Review the material line by line. Identify and copy every line that contains the string "facilities".

-- START Exercise materials --

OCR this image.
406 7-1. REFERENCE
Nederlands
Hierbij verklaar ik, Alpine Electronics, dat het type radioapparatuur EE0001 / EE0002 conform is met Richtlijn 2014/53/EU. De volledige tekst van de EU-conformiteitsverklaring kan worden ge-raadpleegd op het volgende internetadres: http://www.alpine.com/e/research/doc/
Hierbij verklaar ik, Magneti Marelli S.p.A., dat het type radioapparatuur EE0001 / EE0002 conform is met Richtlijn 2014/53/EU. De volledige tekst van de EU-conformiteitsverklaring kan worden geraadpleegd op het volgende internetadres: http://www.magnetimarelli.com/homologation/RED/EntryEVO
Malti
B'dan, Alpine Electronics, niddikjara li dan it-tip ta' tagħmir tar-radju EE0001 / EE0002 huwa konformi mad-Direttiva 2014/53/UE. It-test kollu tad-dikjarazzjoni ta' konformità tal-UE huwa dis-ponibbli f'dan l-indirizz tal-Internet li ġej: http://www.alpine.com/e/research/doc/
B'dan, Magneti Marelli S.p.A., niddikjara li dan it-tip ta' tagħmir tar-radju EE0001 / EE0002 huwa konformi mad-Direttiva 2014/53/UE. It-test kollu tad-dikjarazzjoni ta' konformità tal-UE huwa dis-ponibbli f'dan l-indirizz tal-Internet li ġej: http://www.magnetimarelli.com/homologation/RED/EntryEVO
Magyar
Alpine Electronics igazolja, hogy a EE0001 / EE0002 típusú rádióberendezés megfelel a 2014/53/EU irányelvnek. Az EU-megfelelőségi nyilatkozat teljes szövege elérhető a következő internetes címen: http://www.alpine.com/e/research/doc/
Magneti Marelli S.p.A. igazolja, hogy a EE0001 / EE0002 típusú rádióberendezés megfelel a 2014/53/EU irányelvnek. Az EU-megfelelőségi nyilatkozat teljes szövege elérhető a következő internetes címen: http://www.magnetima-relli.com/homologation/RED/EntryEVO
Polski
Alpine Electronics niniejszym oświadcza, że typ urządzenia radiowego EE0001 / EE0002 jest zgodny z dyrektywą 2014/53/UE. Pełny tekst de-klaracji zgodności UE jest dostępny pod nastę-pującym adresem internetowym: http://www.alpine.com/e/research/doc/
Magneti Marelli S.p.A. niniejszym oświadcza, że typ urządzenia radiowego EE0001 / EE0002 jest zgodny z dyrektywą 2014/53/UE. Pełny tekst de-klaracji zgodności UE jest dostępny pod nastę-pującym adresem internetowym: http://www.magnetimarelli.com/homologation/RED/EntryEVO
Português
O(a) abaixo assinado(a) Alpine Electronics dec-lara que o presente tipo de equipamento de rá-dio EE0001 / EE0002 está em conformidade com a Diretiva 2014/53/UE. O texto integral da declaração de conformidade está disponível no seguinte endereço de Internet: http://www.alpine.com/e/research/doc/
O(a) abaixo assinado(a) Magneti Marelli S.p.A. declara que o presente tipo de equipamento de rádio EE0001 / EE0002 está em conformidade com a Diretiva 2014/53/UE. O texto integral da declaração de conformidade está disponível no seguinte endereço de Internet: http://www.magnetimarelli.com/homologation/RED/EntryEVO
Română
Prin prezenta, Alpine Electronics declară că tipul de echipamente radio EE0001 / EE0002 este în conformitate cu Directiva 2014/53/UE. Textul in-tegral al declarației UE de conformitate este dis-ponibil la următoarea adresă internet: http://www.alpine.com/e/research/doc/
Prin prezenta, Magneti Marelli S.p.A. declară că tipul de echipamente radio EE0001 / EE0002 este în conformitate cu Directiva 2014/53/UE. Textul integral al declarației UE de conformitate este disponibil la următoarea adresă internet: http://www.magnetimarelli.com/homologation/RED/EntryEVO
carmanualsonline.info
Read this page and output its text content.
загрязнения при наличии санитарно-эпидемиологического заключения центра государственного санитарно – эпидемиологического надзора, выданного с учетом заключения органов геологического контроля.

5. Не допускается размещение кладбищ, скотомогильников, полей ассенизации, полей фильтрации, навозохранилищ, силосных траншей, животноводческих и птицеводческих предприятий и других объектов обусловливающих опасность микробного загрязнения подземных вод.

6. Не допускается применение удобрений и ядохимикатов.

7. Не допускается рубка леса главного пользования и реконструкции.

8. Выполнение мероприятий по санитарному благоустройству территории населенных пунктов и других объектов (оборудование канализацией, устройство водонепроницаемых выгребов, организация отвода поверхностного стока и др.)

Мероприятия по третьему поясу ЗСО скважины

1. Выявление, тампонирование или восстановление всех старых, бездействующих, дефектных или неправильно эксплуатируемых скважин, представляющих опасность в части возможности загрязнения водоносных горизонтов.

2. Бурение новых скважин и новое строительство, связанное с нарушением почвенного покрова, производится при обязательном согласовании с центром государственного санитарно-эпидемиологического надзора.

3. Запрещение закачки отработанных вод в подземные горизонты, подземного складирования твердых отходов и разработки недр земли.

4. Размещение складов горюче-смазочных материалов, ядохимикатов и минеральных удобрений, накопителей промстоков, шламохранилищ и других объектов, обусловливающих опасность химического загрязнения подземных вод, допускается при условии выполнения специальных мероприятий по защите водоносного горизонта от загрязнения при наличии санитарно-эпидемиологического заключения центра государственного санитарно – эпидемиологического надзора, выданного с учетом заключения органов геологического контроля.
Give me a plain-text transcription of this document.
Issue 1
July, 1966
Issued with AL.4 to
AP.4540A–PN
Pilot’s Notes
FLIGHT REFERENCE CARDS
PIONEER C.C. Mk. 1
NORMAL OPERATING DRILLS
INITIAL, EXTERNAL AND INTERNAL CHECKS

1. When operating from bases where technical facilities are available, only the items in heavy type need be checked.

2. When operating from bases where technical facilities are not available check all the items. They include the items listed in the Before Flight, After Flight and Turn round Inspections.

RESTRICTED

-- END Exercise materials --

- **The result**
1. When operating from bases where technical facilities are available, only the items in heavy type need be checked.
2. When operating from bases where technical facilities are not available check all the items. They include the items listed in the Before Flight, After Flight and Turn round Inspections.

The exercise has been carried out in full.